PROBLEM STATEMENT:
Among the lines below, list those containing the string "title".

ENTRIES SUPPLIED:
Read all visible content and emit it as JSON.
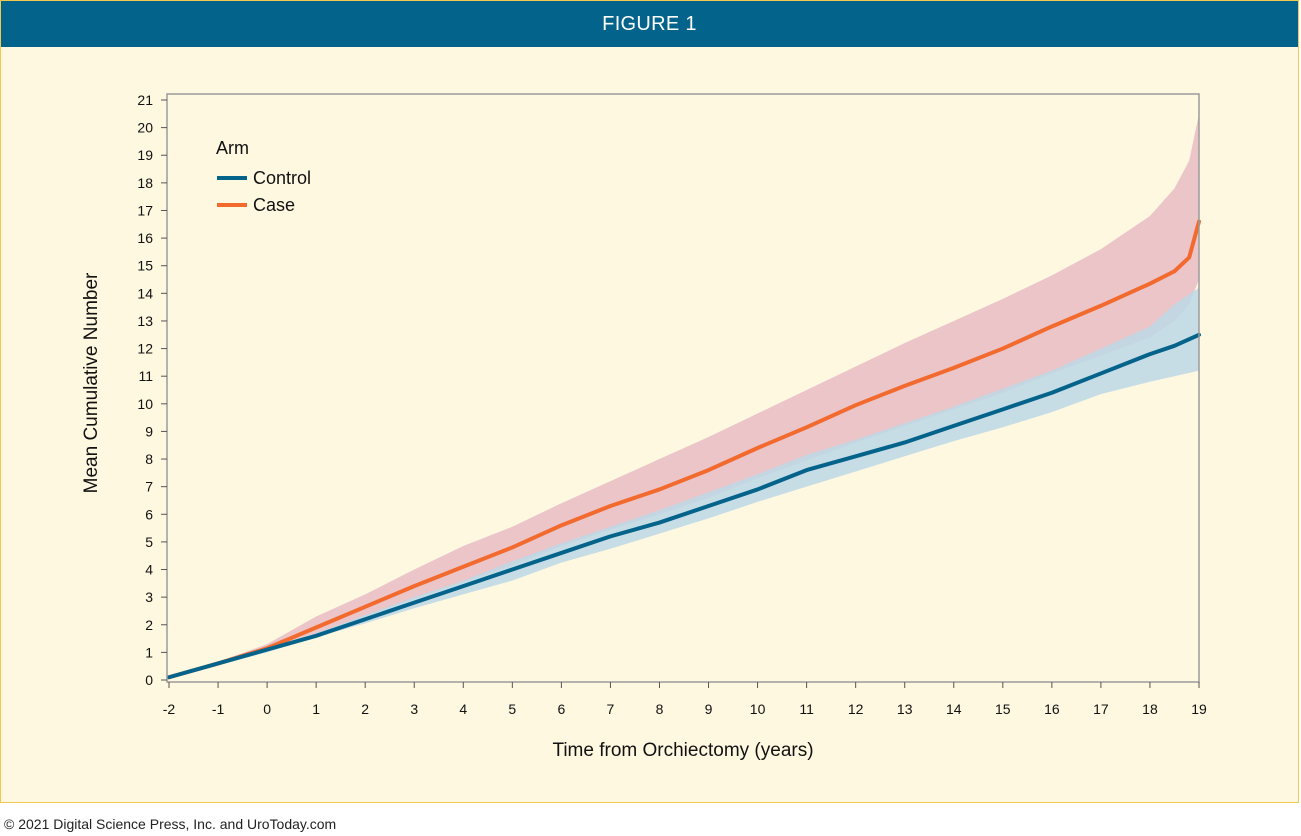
{
  "header": {
    "title": "FIGURE 1"
  },
  "footer": {
    "copyright": "© 2021 Digital Science Press, Inc. and UroToday.com"
  },
  "colors": {
    "header_bg": "#03638a",
    "panel_bg": "#fff8e1",
    "control_line": "#03638a",
    "control_band": "#bcd8e6",
    "case_line": "#f26a2e",
    "case_band": "#ebc5c8"
  },
  "chart_data": {
    "type": "line",
    "xlabel": "Time from Orchiectomy (years)",
    "ylabel": "Mean Cumulative Number",
    "xlim": [
      -2,
      19
    ],
    "ylim": [
      0,
      21
    ],
    "xticks": [
      -2,
      -1,
      0,
      1,
      2,
      3,
      4,
      5,
      6,
      7,
      8,
      9,
      10,
      11,
      12,
      13,
      14,
      15,
      16,
      17,
      18,
      19
    ],
    "yticks": [
      0,
      1,
      2,
      3,
      4,
      5,
      6,
      7,
      8,
      9,
      10,
      11,
      12,
      13,
      14,
      15,
      16,
      17,
      18,
      19,
      20,
      21
    ],
    "grid": false,
    "legend": {
      "title": "Arm",
      "position": "top-left"
    },
    "series": [
      {
        "name": "Control",
        "color": "#03638a",
        "band_color": "#bcd8e6",
        "x": [
          -2,
          -1,
          0,
          1,
          2,
          3,
          4,
          5,
          6,
          7,
          8,
          9,
          10,
          11,
          12,
          13,
          14,
          15,
          16,
          17,
          18,
          18.5,
          19
        ],
        "y": [
          0.1,
          0.6,
          1.1,
          1.6,
          2.2,
          2.8,
          3.4,
          4.0,
          4.6,
          5.2,
          5.7,
          6.3,
          6.9,
          7.6,
          8.1,
          8.6,
          9.2,
          9.8,
          10.4,
          11.1,
          11.8,
          12.1,
          12.5
        ],
        "lower": [
          0.1,
          0.55,
          1.0,
          1.55,
          2.05,
          2.6,
          3.1,
          3.6,
          4.25,
          4.75,
          5.3,
          5.85,
          6.45,
          7.0,
          7.55,
          8.1,
          8.65,
          9.15,
          9.7,
          10.35,
          10.8,
          11.0,
          11.2
        ],
        "upper": [
          0.1,
          0.65,
          1.15,
          1.7,
          2.35,
          3.0,
          3.6,
          4.3,
          4.95,
          5.55,
          6.15,
          6.8,
          7.45,
          8.15,
          8.7,
          9.3,
          9.9,
          10.55,
          11.2,
          12.0,
          12.8,
          13.6,
          14.2
        ]
      },
      {
        "name": "Case",
        "color": "#f26a2e",
        "band_color": "#ebc5c8",
        "x": [
          -2,
          -1,
          0,
          1,
          2,
          3,
          4,
          5,
          6,
          7,
          8,
          9,
          10,
          11,
          12,
          13,
          14,
          15,
          16,
          17,
          18,
          18.5,
          18.8,
          19
        ],
        "y": [
          0.1,
          0.6,
          1.15,
          1.9,
          2.65,
          3.4,
          4.1,
          4.8,
          5.6,
          6.3,
          6.9,
          7.6,
          8.4,
          9.15,
          9.95,
          10.65,
          11.3,
          12.0,
          12.8,
          13.55,
          14.35,
          14.8,
          15.3,
          16.6
        ],
        "lower": [
          0.1,
          0.55,
          1.05,
          1.6,
          2.3,
          2.95,
          3.55,
          4.15,
          4.85,
          5.45,
          6.0,
          6.6,
          7.3,
          7.95,
          8.6,
          9.2,
          9.8,
          10.4,
          11.1,
          11.75,
          12.4,
          13.0,
          13.6,
          14.5
        ],
        "upper": [
          0.1,
          0.65,
          1.3,
          2.3,
          3.1,
          4.0,
          4.85,
          5.55,
          6.4,
          7.2,
          8.0,
          8.8,
          9.65,
          10.5,
          11.35,
          12.2,
          13.0,
          13.8,
          14.65,
          15.6,
          16.8,
          17.8,
          18.8,
          20.5
        ]
      }
    ]
  }
}
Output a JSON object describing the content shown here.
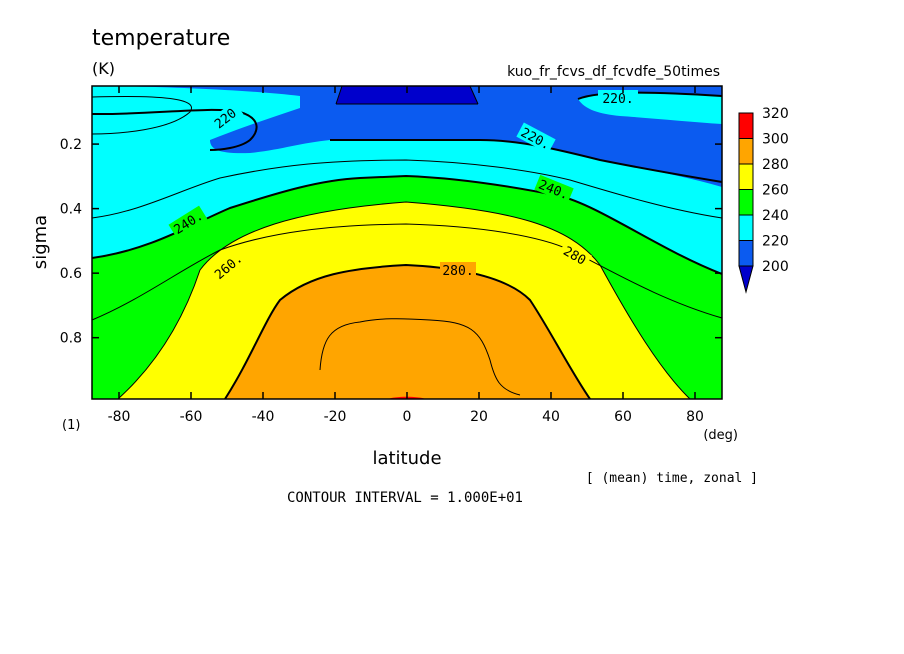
{
  "chart_data": {
    "type": "heatmap",
    "title": "temperature",
    "units": "(K)",
    "experiment": "kuo_fr_fcvs_df_fcvdfe_50times",
    "xlabel": "latitude",
    "ylabel": "sigma",
    "x_unit_note": "(deg)",
    "y_unit_note": "(1)",
    "xlim": [
      -87.5,
      87.5
    ],
    "ylim": [
      0.02,
      0.99
    ],
    "y_inverted": true,
    "x_ticks": [
      -80,
      -60,
      -40,
      -20,
      0,
      20,
      40,
      60,
      80
    ],
    "y_ticks": [
      0.2,
      0.4,
      0.6,
      0.8
    ],
    "tick_labels_x": [
      "-80",
      "-60",
      "-40",
      "-20",
      "0",
      "20",
      "40",
      "60",
      "80"
    ],
    "tick_labels_y": [
      "0.2",
      "0.4",
      "0.6",
      "0.8"
    ],
    "averaging_note": "[ (mean) time, zonal ]",
    "contour_note": "CONTOUR INTERVAL = 1.000E+01",
    "contour_labels": [
      "220",
      "220.",
      "220.",
      "240.",
      "240.",
      "260.",
      "280.",
      "280"
    ],
    "colorbar": {
      "levels": [
        "320",
        "300",
        "280",
        "260",
        "240",
        "220",
        "200"
      ],
      "colors": [
        "#ff0000",
        "#ffa500",
        "#ffff00",
        "#00ff00",
        "#00ffff",
        "#0b5bf0",
        "#0000cc"
      ]
    },
    "field_sigma": [
      0.02,
      0.2,
      0.4,
      0.6,
      0.8,
      0.99
    ],
    "field_lat": [
      -87.5,
      -80,
      -60,
      -40,
      -20,
      0,
      20,
      40,
      60,
      80,
      87.5
    ],
    "field_values_K": [
      [
        222,
        222,
        220,
        216,
        212,
        208,
        212,
        216,
        220,
        222,
        222
      ],
      [
        222,
        223,
        220,
        214,
        212,
        211,
        212,
        215,
        220,
        225,
        227
      ],
      [
        230,
        232,
        238,
        246,
        252,
        256,
        252,
        246,
        238,
        232,
        230
      ],
      [
        242,
        245,
        252,
        262,
        272,
        278,
        272,
        262,
        252,
        245,
        242
      ],
      [
        248,
        252,
        260,
        274,
        286,
        292,
        286,
        274,
        260,
        252,
        248
      ],
      [
        253,
        257,
        268,
        282,
        294,
        300,
        294,
        282,
        268,
        257,
        253
      ]
    ]
  }
}
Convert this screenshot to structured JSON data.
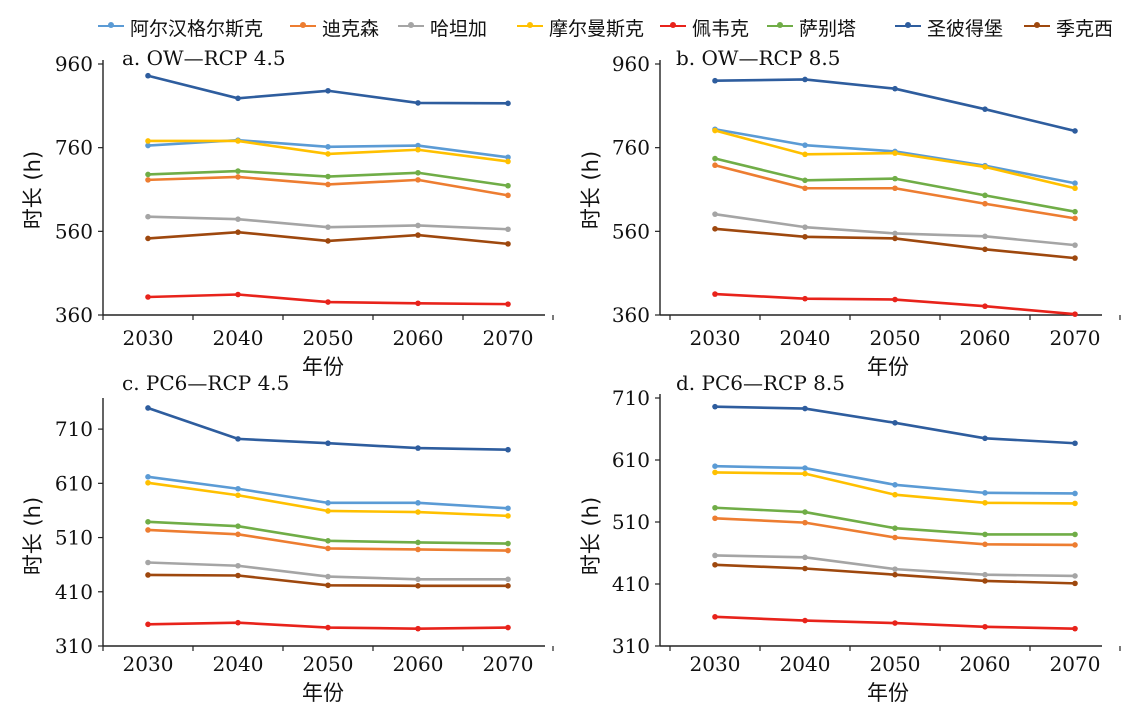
{
  "legend": [
    {
      "name": "阿尔汉格尔斯克",
      "color": "#5b9bd5"
    },
    {
      "name": "迪克森",
      "color": "#ed7d31"
    },
    {
      "name": "哈坦加",
      "color": "#a5a5a5"
    },
    {
      "name": "摩尔曼斯克",
      "color": "#ffc000"
    },
    {
      "name": "佩韦克",
      "color": "#e8231b"
    },
    {
      "name": "萨别塔",
      "color": "#70ad47"
    },
    {
      "name": "圣彼得堡",
      "color": "#2e5d9e"
    },
    {
      "name": "季克西",
      "color": "#9e480e"
    }
  ],
  "chart_data": [
    {
      "type": "line",
      "title": "a. OW—RCP 4.5",
      "xlabel": "年份",
      "ylabel": "时长 (h)",
      "x": [
        2030,
        2040,
        2050,
        2060,
        2070
      ],
      "ylim": [
        360,
        960
      ],
      "yticks": [
        360,
        560,
        760,
        960
      ],
      "series": [
        {
          "name": "阿尔汉格尔斯克",
          "values": [
            765,
            778,
            762,
            765,
            737
          ]
        },
        {
          "name": "迪克森",
          "values": [
            683,
            690,
            672,
            683,
            646
          ]
        },
        {
          "name": "哈坦加",
          "values": [
            595,
            589,
            570,
            574,
            565
          ]
        },
        {
          "name": "摩尔曼斯克",
          "values": [
            776,
            776,
            745,
            755,
            727
          ]
        },
        {
          "name": "佩韦克",
          "values": [
            403,
            409,
            391,
            388,
            386
          ]
        },
        {
          "name": "萨别塔",
          "values": [
            696,
            704,
            691,
            700,
            669
          ]
        },
        {
          "name": "圣彼得堡",
          "values": [
            932,
            878,
            896,
            867,
            866
          ]
        },
        {
          "name": "季克西",
          "values": [
            543,
            558,
            537,
            551,
            530
          ]
        }
      ]
    },
    {
      "type": "line",
      "title": "b. OW—RCP 8.5",
      "xlabel": "年份",
      "ylabel": "时长 (h)",
      "x": [
        2030,
        2040,
        2050,
        2060,
        2070
      ],
      "ylim": [
        360,
        960
      ],
      "yticks": [
        360,
        560,
        760,
        960
      ],
      "series": [
        {
          "name": "阿尔汉格尔斯克",
          "values": [
            804,
            766,
            751,
            717,
            675
          ]
        },
        {
          "name": "迪克森",
          "values": [
            718,
            663,
            663,
            626,
            591
          ]
        },
        {
          "name": "哈坦加",
          "values": [
            601,
            570,
            555,
            548,
            527
          ]
        },
        {
          "name": "摩尔曼斯克",
          "values": [
            801,
            744,
            747,
            714,
            663
          ]
        },
        {
          "name": "佩韦克",
          "values": [
            410,
            399,
            397,
            381,
            362
          ]
        },
        {
          "name": "萨别塔",
          "values": [
            734,
            682,
            686,
            646,
            607
          ]
        },
        {
          "name": "圣彼得堡",
          "values": [
            920,
            923,
            901,
            852,
            800
          ]
        },
        {
          "name": "季克西",
          "values": [
            566,
            547,
            543,
            517,
            496
          ]
        }
      ]
    },
    {
      "type": "line",
      "title": "c. PC6—RCP 4.5",
      "xlabel": "年份",
      "ylabel": "时长 (h)",
      "x": [
        2030,
        2040,
        2050,
        2060,
        2070
      ],
      "ylim": [
        310,
        760
      ],
      "yticks": [
        310,
        410,
        510,
        610,
        710
      ],
      "series": [
        {
          "name": "阿尔汉格尔斯克",
          "values": [
            622,
            600,
            574,
            574,
            564
          ]
        },
        {
          "name": "迪克森",
          "values": [
            524,
            516,
            490,
            488,
            486
          ]
        },
        {
          "name": "哈坦加",
          "values": [
            464,
            458,
            438,
            433,
            433
          ]
        },
        {
          "name": "摩尔曼斯克",
          "values": [
            611,
            588,
            559,
            557,
            550
          ]
        },
        {
          "name": "佩韦克",
          "values": [
            350,
            353,
            344,
            342,
            344
          ]
        },
        {
          "name": "萨别塔",
          "values": [
            539,
            531,
            504,
            501,
            499
          ]
        },
        {
          "name": "圣彼得堡",
          "values": [
            749,
            692,
            684,
            675,
            672
          ]
        },
        {
          "name": "季克西",
          "values": [
            441,
            440,
            422,
            421,
            421
          ]
        }
      ]
    },
    {
      "type": "line",
      "title": "d. PC6—RCP 8.5",
      "xlabel": "年份",
      "ylabel": "时长 (h)",
      "x": [
        2030,
        2040,
        2050,
        2060,
        2070
      ],
      "ylim": [
        310,
        710
      ],
      "yticks": [
        310,
        410,
        510,
        610,
        710
      ],
      "series": [
        {
          "name": "阿尔汉格尔斯克",
          "values": [
            600,
            597,
            570,
            557,
            556
          ]
        },
        {
          "name": "迪克森",
          "values": [
            516,
            509,
            485,
            474,
            473
          ]
        },
        {
          "name": "哈坦加",
          "values": [
            456,
            453,
            434,
            425,
            423
          ]
        },
        {
          "name": "摩尔曼斯克",
          "values": [
            590,
            588,
            554,
            541,
            540
          ]
        },
        {
          "name": "佩韦克",
          "values": [
            357,
            351,
            347,
            341,
            338
          ]
        },
        {
          "name": "萨别塔",
          "values": [
            533,
            526,
            500,
            490,
            490
          ]
        },
        {
          "name": "圣彼得堡",
          "values": [
            696,
            693,
            670,
            645,
            637
          ]
        },
        {
          "name": "季克西",
          "values": [
            441,
            435,
            425,
            415,
            411
          ]
        }
      ]
    }
  ]
}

SOLUTION TO THIS TASK:
    "title": "FIGURE 1"
      "title": "Arm",
    "title": "temperature",
      "title": "a. OW—RCP 4.5",
      "title": "b. OW—RCP 8.5",
      "title": "c. PC6—RCP 4.5",
      "title": "d. PC6—RCP 8.5",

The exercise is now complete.